### Exercise directions
Exact reproduction of the data is required, with images excluded.

### Records for the task
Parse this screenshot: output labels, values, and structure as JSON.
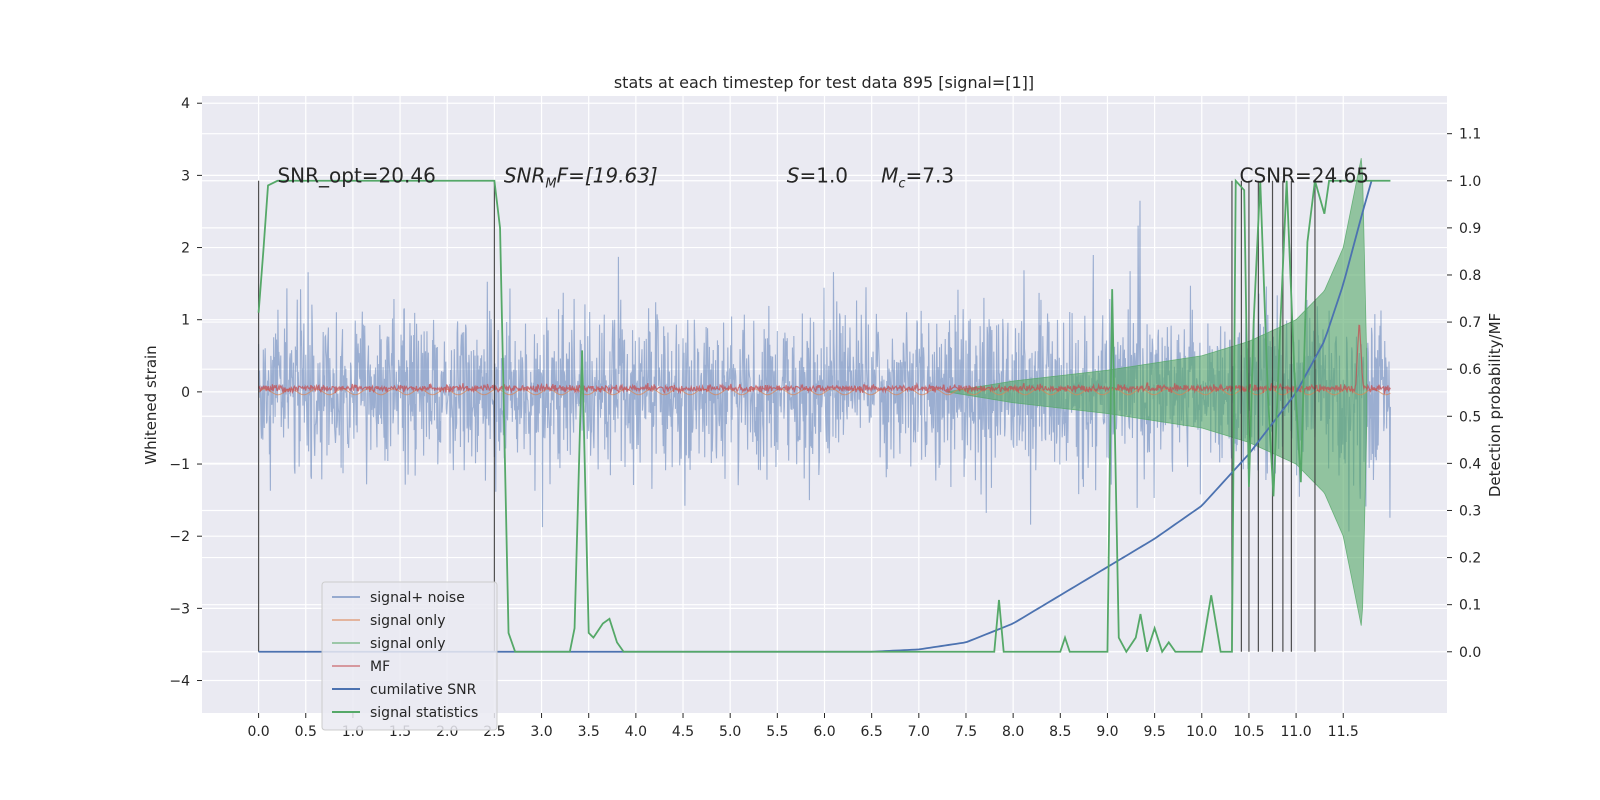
{
  "chart_data": {
    "type": "line",
    "title": "stats at each timestep for test data 895 [signal=[1]]",
    "ylabel": "Whitened strain",
    "y2label": "Detection probability/MF",
    "xlim": [
      -0.6,
      12.6
    ],
    "ylim": [
      -4.45,
      4.1
    ],
    "y2lim": [
      -0.13,
      1.18
    ],
    "x_ticks": [
      "0.0",
      "0.5",
      "1.0",
      "1.5",
      "2.0",
      "2.5",
      "3.0",
      "3.5",
      "4.0",
      "4.5",
      "5.0",
      "5.5",
      "6.0",
      "6.5",
      "7.0",
      "7.5",
      "8.0",
      "8.5",
      "9.0",
      "9.5",
      "10.0",
      "10.5",
      "11.0",
      "11.5"
    ],
    "y_ticks": [
      "4",
      "3",
      "2",
      "1",
      "0",
      "−1",
      "−2",
      "−3",
      "−4"
    ],
    "y2_ticks": [
      "1.1",
      "1.0",
      "0.9",
      "0.8",
      "0.7",
      "0.6",
      "0.5",
      "0.4",
      "0.3",
      "0.2",
      "0.1",
      "0.0"
    ],
    "grid": true,
    "legend_position": "lower-left",
    "annotations": [
      {
        "id": "snr-opt",
        "text": "SNR_opt=20.46",
        "x": 0.2,
        "y": 3.0
      },
      {
        "id": "snr-mf",
        "text": "SNR",
        "sub": "M",
        "suffix": "F=[19.63]",
        "x": 2.6,
        "y": 3.0
      },
      {
        "id": "spin",
        "text": "S",
        "suffix": "=1.0",
        "x": 5.6,
        "y": 3.0
      },
      {
        "id": "chirp-mass",
        "text": "M",
        "sub": "c",
        "suffix": "=7.3",
        "x": 6.6,
        "y": 3.0
      },
      {
        "id": "csnr",
        "text": "CSNR=24.65",
        "x": 10.4,
        "y": 3.0
      }
    ],
    "series": [
      {
        "name": "signal+ noise",
        "color": "#4c72b0",
        "axis": "left",
        "x_range": [
          0.0,
          12.0
        ],
        "amplitude": 2.0,
        "opacity": 0.5
      },
      {
        "name": "signal only",
        "color": "#dd8452",
        "axis": "left",
        "x_range": [
          0.0,
          12.0
        ],
        "amplitude": 0.08
      },
      {
        "name": "signal only",
        "color": "#55a868",
        "axis": "left",
        "envelope": [
          [
            7.3,
            0.0
          ],
          [
            8.0,
            0.15
          ],
          [
            9.0,
            0.3
          ],
          [
            10.0,
            0.5
          ],
          [
            10.5,
            0.7
          ],
          [
            11.0,
            1.0
          ],
          [
            11.3,
            1.4
          ],
          [
            11.5,
            2.0
          ],
          [
            11.7,
            3.3
          ],
          [
            11.75,
            0.4
          ]
        ],
        "opacity": 0.6
      },
      {
        "name": "MF",
        "color": "#c44e52",
        "axis": "left",
        "x_range": [
          0.0,
          12.0
        ],
        "amplitude": 0.1,
        "peak": {
          "x": 11.67,
          "y": 1.0
        }
      },
      {
        "name": "cumilative SNR",
        "color": "#4c72b0",
        "axis": "right",
        "points": [
          [
            0.0,
            0.0
          ],
          [
            6.5,
            0.0
          ],
          [
            7.0,
            0.005
          ],
          [
            7.5,
            0.02
          ],
          [
            8.0,
            0.06
          ],
          [
            8.5,
            0.12
          ],
          [
            9.0,
            0.18
          ],
          [
            9.5,
            0.24
          ],
          [
            10.0,
            0.31
          ],
          [
            10.5,
            0.42
          ],
          [
            11.0,
            0.55
          ],
          [
            11.3,
            0.66
          ],
          [
            11.5,
            0.78
          ],
          [
            11.7,
            0.93
          ],
          [
            11.8,
            1.0
          ]
        ]
      },
      {
        "name": "signal statistics",
        "color": "#55a868",
        "axis": "right",
        "points": [
          [
            0.0,
            0.72
          ],
          [
            0.05,
            0.85
          ],
          [
            0.1,
            0.99
          ],
          [
            0.2,
            1.0
          ],
          [
            2.5,
            1.0
          ],
          [
            2.56,
            0.9
          ],
          [
            2.65,
            0.04
          ],
          [
            2.72,
            0.0
          ],
          [
            3.3,
            0.0
          ],
          [
            3.35,
            0.05
          ],
          [
            3.43,
            0.64
          ],
          [
            3.5,
            0.04
          ],
          [
            3.55,
            0.03
          ],
          [
            3.65,
            0.06
          ],
          [
            3.72,
            0.07
          ],
          [
            3.8,
            0.02
          ],
          [
            3.87,
            0.0
          ],
          [
            7.8,
            0.0
          ],
          [
            7.85,
            0.11
          ],
          [
            7.9,
            0.0
          ],
          [
            8.5,
            0.0
          ],
          [
            8.55,
            0.03
          ],
          [
            8.6,
            0.0
          ],
          [
            9.0,
            0.0
          ],
          [
            9.05,
            0.77
          ],
          [
            9.12,
            0.03
          ],
          [
            9.2,
            0.0
          ],
          [
            9.3,
            0.03
          ],
          [
            9.35,
            0.08
          ],
          [
            9.42,
            0.0
          ],
          [
            9.5,
            0.05
          ],
          [
            9.58,
            0.0
          ],
          [
            9.65,
            0.02
          ],
          [
            9.72,
            0.0
          ],
          [
            10.0,
            0.0
          ],
          [
            10.1,
            0.12
          ],
          [
            10.2,
            0.0
          ],
          [
            10.32,
            0.0
          ],
          [
            10.36,
            1.0
          ],
          [
            10.45,
            0.98
          ],
          [
            10.5,
            0.35
          ],
          [
            10.55,
            0.7
          ],
          [
            10.62,
            1.0
          ],
          [
            10.7,
            0.55
          ],
          [
            10.76,
            0.33
          ],
          [
            10.83,
            0.68
          ],
          [
            10.9,
            1.0
          ],
          [
            10.98,
            0.6
          ],
          [
            11.05,
            0.36
          ],
          [
            11.12,
            0.87
          ],
          [
            11.2,
            1.0
          ],
          [
            11.3,
            0.93
          ],
          [
            11.35,
            1.0
          ],
          [
            12.0,
            1.0
          ]
        ]
      }
    ],
    "vlines": [
      0.0,
      2.5,
      10.32,
      10.42,
      10.5,
      10.6,
      10.75,
      10.86,
      10.95,
      11.2
    ]
  }
}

### Result
Parse this screenshot: output labels, values, and structure as JSON.
{
  "chart_data": {
    "type": "line",
    "title": "stats at each timestep for test data 895 [signal=[1]]",
    "ylabel": "Whitened strain",
    "y2label": "Detection probability/MF",
    "xlim": [
      -0.6,
      12.6
    ],
    "ylim": [
      -4.45,
      4.1
    ],
    "y2lim": [
      -0.13,
      1.18
    ],
    "x_ticks": [
      "0.0",
      "0.5",
      "1.0",
      "1.5",
      "2.0",
      "2.5",
      "3.0",
      "3.5",
      "4.0",
      "4.5",
      "5.0",
      "5.5",
      "6.0",
      "6.5",
      "7.0",
      "7.5",
      "8.0",
      "8.5",
      "9.0",
      "9.5",
      "10.0",
      "10.5",
      "11.0",
      "11.5"
    ],
    "y_ticks": [
      "4",
      "3",
      "2",
      "1",
      "0",
      "−1",
      "−2",
      "−3",
      "−4"
    ],
    "y2_ticks": [
      "1.1",
      "1.0",
      "0.9",
      "0.8",
      "0.7",
      "0.6",
      "0.5",
      "0.4",
      "0.3",
      "0.2",
      "0.1",
      "0.0"
    ],
    "grid": true,
    "legend_position": "lower-left",
    "annotations": [
      {
        "id": "snr-opt",
        "text": "SNR_opt=20.46",
        "x": 0.2,
        "y": 3.0
      },
      {
        "id": "snr-mf",
        "text": "SNR",
        "sub": "M",
        "suffix": "F=[19.63]",
        "x": 2.6,
        "y": 3.0
      },
      {
        "id": "spin",
        "text": "S",
        "suffix": "=1.0",
        "x": 5.6,
        "y": 3.0
      },
      {
        "id": "chirp-mass",
        "text": "M",
        "sub": "c",
        "suffix": "=7.3",
        "x": 6.6,
        "y": 3.0
      },
      {
        "id": "csnr",
        "text": "CSNR=24.65",
        "x": 10.4,
        "y": 3.0
      }
    ],
    "series": [
      {
        "name": "signal+ noise",
        "color": "#4c72b0",
        "axis": "left",
        "x_range": [
          0.0,
          12.0
        ],
        "amplitude": 2.0,
        "opacity": 0.5
      },
      {
        "name": "signal only",
        "color": "#dd8452",
        "axis": "left",
        "x_range": [
          0.0,
          12.0
        ],
        "amplitude": 0.08
      },
      {
        "name": "signal only",
        "color": "#55a868",
        "axis": "left",
        "envelope": [
          [
            7.3,
            0.0
          ],
          [
            8.0,
            0.15
          ],
          [
            9.0,
            0.3
          ],
          [
            10.0,
            0.5
          ],
          [
            10.5,
            0.7
          ],
          [
            11.0,
            1.0
          ],
          [
            11.3,
            1.4
          ],
          [
            11.5,
            2.0
          ],
          [
            11.7,
            3.3
          ],
          [
            11.75,
            0.4
          ]
        ],
        "opacity": 0.6
      },
      {
        "name": "MF",
        "color": "#c44e52",
        "axis": "left",
        "x_range": [
          0.0,
          12.0
        ],
        "amplitude": 0.1,
        "peak": {
          "x": 11.67,
          "y": 1.0
        }
      },
      {
        "name": "cumilative SNR",
        "color": "#4c72b0",
        "axis": "right",
        "points": [
          [
            0.0,
            0.0
          ],
          [
            6.5,
            0.0
          ],
          [
            7.0,
            0.005
          ],
          [
            7.5,
            0.02
          ],
          [
            8.0,
            0.06
          ],
          [
            8.5,
            0.12
          ],
          [
            9.0,
            0.18
          ],
          [
            9.5,
            0.24
          ],
          [
            10.0,
            0.31
          ],
          [
            10.5,
            0.42
          ],
          [
            11.0,
            0.55
          ],
          [
            11.3,
            0.66
          ],
          [
            11.5,
            0.78
          ],
          [
            11.7,
            0.93
          ],
          [
            11.8,
            1.0
          ]
        ]
      },
      {
        "name": "signal statistics",
        "color": "#55a868",
        "axis": "right",
        "points": [
          [
            0.0,
            0.72
          ],
          [
            0.05,
            0.85
          ],
          [
            0.1,
            0.99
          ],
          [
            0.2,
            1.0
          ],
          [
            2.5,
            1.0
          ],
          [
            2.56,
            0.9
          ],
          [
            2.65,
            0.04
          ],
          [
            2.72,
            0.0
          ],
          [
            3.3,
            0.0
          ],
          [
            3.35,
            0.05
          ],
          [
            3.43,
            0.64
          ],
          [
            3.5,
            0.04
          ],
          [
            3.55,
            0.03
          ],
          [
            3.65,
            0.06
          ],
          [
            3.72,
            0.07
          ],
          [
            3.8,
            0.02
          ],
          [
            3.87,
            0.0
          ],
          [
            7.8,
            0.0
          ],
          [
            7.85,
            0.11
          ],
          [
            7.9,
            0.0
          ],
          [
            8.5,
            0.0
          ],
          [
            8.55,
            0.03
          ],
          [
            8.6,
            0.0
          ],
          [
            9.0,
            0.0
          ],
          [
            9.05,
            0.77
          ],
          [
            9.12,
            0.03
          ],
          [
            9.2,
            0.0
          ],
          [
            9.3,
            0.03
          ],
          [
            9.35,
            0.08
          ],
          [
            9.42,
            0.0
          ],
          [
            9.5,
            0.05
          ],
          [
            9.58,
            0.0
          ],
          [
            9.65,
            0.02
          ],
          [
            9.72,
            0.0
          ],
          [
            10.0,
            0.0
          ],
          [
            10.1,
            0.12
          ],
          [
            10.2,
            0.0
          ],
          [
            10.32,
            0.0
          ],
          [
            10.36,
            1.0
          ],
          [
            10.45,
            0.98
          ],
          [
            10.5,
            0.35
          ],
          [
            10.55,
            0.7
          ],
          [
            10.62,
            1.0
          ],
          [
            10.7,
            0.55
          ],
          [
            10.76,
            0.33
          ],
          [
            10.83,
            0.68
          ],
          [
            10.9,
            1.0
          ],
          [
            10.98,
            0.6
          ],
          [
            11.05,
            0.36
          ],
          [
            11.12,
            0.87
          ],
          [
            11.2,
            1.0
          ],
          [
            11.3,
            0.93
          ],
          [
            11.35,
            1.0
          ],
          [
            12.0,
            1.0
          ]
        ]
      }
    ],
    "vlines": [
      0.0,
      2.5,
      10.32,
      10.42,
      10.5,
      10.6,
      10.75,
      10.86,
      10.95,
      11.2
    ]
  }
}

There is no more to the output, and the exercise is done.